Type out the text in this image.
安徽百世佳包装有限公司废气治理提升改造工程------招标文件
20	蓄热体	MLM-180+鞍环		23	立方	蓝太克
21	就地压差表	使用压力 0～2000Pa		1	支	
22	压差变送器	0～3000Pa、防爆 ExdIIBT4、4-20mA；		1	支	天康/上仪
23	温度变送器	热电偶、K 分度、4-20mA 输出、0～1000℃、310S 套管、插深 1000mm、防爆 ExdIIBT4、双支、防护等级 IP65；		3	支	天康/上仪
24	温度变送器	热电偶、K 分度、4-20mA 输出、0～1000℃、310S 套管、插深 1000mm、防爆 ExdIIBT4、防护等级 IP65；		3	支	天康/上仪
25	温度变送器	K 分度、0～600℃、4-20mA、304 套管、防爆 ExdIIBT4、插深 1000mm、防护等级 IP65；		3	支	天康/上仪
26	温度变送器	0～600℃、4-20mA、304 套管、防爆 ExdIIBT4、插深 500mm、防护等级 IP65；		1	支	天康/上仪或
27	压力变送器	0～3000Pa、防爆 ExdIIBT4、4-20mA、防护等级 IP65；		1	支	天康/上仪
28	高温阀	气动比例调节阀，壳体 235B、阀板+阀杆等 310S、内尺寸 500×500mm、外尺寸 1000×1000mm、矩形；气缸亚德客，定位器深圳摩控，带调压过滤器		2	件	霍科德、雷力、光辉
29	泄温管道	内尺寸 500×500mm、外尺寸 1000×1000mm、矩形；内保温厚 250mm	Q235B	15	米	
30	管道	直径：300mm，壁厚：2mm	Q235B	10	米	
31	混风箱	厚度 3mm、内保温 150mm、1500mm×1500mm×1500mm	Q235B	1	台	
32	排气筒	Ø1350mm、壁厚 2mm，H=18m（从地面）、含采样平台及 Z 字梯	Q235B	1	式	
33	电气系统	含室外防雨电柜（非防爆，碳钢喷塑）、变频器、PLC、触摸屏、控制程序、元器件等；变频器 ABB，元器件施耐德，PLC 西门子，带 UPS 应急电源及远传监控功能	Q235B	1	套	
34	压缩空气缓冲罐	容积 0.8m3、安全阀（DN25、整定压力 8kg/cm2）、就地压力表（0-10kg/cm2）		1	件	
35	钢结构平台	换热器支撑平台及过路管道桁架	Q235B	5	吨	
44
####################
**GOAL:** Report how many lines in the records hold the word "防护等级", giving the number and nothing else.

**ANSWER TO THIS EXERCISE:** 5